▶ [What you have to do]:
Pick out every line that holds the string "mean" and copy it.

-- begin --

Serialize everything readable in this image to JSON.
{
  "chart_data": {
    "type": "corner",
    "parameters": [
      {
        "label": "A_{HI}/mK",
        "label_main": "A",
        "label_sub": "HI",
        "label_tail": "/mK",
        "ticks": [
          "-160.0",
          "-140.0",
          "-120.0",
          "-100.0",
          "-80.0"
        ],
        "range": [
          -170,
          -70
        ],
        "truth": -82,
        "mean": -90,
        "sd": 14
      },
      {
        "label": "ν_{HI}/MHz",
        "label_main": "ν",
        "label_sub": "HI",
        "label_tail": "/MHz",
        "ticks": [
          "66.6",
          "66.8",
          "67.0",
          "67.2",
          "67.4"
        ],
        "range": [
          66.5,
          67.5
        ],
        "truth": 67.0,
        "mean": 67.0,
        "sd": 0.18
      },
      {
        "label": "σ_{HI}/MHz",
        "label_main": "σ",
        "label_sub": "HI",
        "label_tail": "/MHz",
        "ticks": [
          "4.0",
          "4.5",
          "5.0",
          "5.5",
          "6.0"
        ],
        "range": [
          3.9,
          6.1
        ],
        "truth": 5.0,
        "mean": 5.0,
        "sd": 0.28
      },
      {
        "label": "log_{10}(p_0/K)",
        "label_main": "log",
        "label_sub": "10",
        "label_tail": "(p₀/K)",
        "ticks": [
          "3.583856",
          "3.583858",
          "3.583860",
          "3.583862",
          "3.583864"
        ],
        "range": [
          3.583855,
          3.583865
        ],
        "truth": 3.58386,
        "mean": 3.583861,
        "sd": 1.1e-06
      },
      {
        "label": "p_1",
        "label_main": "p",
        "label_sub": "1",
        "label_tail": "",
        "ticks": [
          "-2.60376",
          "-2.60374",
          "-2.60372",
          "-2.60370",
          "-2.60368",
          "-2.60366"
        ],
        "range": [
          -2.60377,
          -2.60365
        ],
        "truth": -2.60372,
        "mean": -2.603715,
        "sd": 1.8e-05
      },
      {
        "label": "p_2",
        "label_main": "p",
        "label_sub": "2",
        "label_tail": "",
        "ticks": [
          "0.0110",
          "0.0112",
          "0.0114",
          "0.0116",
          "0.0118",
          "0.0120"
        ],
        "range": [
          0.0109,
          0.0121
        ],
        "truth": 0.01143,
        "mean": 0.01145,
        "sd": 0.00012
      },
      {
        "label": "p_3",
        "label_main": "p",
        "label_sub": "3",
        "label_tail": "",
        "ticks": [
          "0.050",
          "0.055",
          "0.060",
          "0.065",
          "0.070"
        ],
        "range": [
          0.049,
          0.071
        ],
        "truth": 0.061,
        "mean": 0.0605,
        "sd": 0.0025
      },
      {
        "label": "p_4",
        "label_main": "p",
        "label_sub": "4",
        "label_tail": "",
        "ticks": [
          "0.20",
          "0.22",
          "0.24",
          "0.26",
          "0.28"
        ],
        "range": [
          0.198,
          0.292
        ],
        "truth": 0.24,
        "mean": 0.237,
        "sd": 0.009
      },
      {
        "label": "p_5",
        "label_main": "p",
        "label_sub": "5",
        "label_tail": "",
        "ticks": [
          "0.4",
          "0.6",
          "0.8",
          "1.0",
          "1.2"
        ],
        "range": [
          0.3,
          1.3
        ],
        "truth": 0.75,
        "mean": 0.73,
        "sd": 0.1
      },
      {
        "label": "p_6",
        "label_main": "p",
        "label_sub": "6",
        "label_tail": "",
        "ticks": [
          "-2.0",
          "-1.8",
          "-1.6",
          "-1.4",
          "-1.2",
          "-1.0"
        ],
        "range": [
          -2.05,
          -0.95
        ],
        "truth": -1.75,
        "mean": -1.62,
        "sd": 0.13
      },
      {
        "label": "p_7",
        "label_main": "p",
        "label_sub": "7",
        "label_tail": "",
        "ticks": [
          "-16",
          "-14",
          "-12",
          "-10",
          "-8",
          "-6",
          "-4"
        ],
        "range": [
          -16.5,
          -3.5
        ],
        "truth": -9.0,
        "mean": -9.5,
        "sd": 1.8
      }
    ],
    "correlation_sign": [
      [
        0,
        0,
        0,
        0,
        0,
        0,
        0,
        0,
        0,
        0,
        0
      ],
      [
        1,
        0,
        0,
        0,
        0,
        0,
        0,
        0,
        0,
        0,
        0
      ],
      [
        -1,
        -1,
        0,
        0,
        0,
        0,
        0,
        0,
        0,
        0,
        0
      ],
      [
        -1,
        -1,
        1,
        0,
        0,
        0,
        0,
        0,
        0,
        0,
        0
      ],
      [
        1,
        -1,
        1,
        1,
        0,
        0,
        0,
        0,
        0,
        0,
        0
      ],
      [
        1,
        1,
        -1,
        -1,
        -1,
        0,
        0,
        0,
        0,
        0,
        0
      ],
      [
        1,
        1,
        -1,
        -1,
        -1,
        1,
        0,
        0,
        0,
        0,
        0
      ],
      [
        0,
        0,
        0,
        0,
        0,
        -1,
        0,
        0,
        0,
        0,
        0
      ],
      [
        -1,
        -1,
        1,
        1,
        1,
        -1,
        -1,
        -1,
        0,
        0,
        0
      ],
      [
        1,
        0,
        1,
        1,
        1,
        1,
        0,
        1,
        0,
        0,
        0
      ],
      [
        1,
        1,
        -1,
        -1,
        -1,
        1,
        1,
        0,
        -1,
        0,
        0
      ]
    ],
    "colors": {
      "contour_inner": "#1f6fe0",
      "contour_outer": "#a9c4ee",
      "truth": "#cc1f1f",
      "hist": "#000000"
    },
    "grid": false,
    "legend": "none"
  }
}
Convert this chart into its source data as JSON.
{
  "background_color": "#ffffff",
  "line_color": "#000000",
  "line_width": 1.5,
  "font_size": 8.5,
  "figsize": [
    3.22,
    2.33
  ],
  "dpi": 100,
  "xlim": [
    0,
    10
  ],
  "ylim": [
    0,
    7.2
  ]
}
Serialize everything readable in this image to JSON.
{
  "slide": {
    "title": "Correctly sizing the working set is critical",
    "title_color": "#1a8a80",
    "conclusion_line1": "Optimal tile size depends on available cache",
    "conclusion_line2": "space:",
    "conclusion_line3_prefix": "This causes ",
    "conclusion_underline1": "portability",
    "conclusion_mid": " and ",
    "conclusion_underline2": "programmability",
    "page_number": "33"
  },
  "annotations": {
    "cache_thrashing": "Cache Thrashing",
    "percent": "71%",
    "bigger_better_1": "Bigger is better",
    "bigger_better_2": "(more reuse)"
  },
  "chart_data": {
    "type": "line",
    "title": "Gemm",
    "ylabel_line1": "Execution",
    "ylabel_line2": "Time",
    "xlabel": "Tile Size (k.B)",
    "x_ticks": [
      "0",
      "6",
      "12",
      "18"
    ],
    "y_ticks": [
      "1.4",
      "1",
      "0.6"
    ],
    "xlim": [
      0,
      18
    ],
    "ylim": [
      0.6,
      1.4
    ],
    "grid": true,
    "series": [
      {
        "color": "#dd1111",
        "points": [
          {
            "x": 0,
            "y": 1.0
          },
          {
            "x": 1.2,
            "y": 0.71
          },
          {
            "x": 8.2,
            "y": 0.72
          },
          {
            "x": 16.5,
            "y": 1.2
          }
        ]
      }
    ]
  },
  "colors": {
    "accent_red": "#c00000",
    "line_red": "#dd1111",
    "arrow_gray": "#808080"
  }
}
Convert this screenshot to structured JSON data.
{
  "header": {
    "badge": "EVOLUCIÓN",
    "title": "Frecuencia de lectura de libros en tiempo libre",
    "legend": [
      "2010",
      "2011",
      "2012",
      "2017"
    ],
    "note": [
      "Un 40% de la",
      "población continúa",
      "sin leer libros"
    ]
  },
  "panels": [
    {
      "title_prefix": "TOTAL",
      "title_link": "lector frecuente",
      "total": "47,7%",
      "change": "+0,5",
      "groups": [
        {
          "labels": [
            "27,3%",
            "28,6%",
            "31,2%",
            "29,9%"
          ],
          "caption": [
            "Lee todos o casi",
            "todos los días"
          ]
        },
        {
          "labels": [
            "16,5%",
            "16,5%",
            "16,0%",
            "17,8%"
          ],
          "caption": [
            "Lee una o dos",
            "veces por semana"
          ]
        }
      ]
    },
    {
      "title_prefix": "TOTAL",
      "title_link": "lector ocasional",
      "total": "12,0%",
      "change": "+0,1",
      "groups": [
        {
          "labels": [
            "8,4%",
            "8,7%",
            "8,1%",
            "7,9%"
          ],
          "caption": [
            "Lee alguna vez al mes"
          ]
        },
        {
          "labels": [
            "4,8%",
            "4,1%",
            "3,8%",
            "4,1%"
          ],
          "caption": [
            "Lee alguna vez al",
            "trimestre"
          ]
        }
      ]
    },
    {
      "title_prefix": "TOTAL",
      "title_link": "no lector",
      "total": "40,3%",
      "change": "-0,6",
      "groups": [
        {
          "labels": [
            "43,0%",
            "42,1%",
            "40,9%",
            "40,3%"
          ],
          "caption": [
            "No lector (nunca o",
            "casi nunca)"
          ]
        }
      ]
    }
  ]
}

-- end --

▶ [Complete response]:
        "mean": -90,
        "mean": 67.0,
        "mean": 5.0,
        "mean": 3.583861,
        "mean": -2.603715,
        "mean": 0.01145,
        "mean": 0.0605,
        "mean": 0.237,
        "mean": 0.73,
        "mean": -1.62,
        "mean": -9.5,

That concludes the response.